*PROBLEMS*:
[1] Answer these questions using the post about the feral kittens:
(a) In which part of the city is the rental house where the writer did landscape and exterior work?
(b) How many kittens did the writer find living under the back porch?
(c) About how long has it been since the writer first noticed them?
[2] From the post about the feral kittens, quote the part that opens with the words "I thought that" and closes with "that house anymore....".

*PASSAGE TO READ*:
-=-=-

# from feral kittens to feral colony



## Cat'sHouse (Apr 5, 2012)

I do maintenance work on rental houses and at one of these houses in North Minneapolis there was an abandoned house across the alley from this house I did landscape and exterior work on. I noticed a neighbor lady would stop her car and bring something (food/water) up to the back porch area of this house where there was an opening under it. I soon found out there were 4 or 5 kittens living there. I mentioned to her once that they should go to a shelter etc. but, she didn't want to do this. 

I thought that the house would be sold, remodeled or torn down but that has not happened yet. It has been almost a year now and the few times I have been back there, I have seen several cats run from garbage bins and flee to this same porch opening. So, I guess most or all survived and still live there....now almost completely feral I guess. 

I am not in a position to do anything other than call animal control which I am hesistant to do at this time. I have not seen the 'rescue lady' yet and may not as I seldom go to that house anymore....

If I walked my neighborhood about dark I would see lots of strays and cats let 'out' for the evening. I'm guessing the cats I posted about have had or are having babies so a colony is probably in the making. One day someone will 'round em' up and they will be taken to animal control and likely be euthanized.

-=-=-

*COLLECTED MATERIAL*:
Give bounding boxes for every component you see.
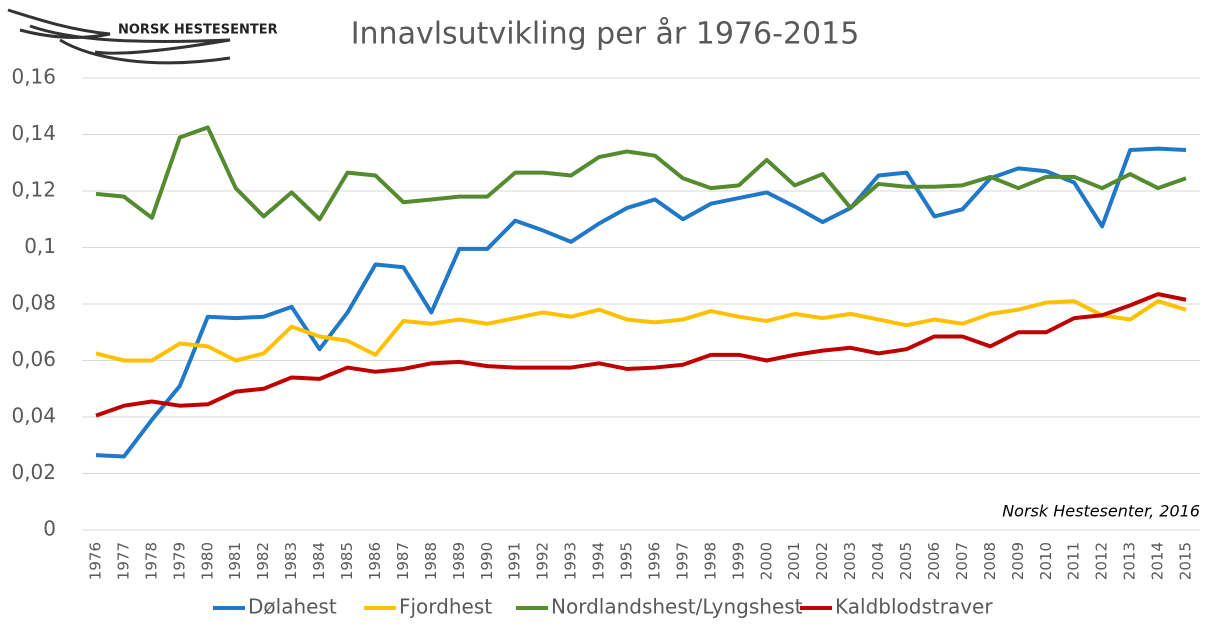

-=-=-

*EXERCISE RESULTS*:
[1]
(a) North Minneapolis.
(b) Four or five.
(c) Almost a year.

[2]
I thought that the house would be sold, remodeled or torn down but that has not happened yet. It has been almost a year now and the few times I have been back there, I have seen several cats run from garbage bins and flee to this same porch opening. So, I guess most or all survived and still live there....now almost completely feral I guess. 

I am not in a position to do anything other than call animal control which I am hesistant to do at this time. I have not seen the 'rescue lady' yet and may not as I seldom go to that house anymore....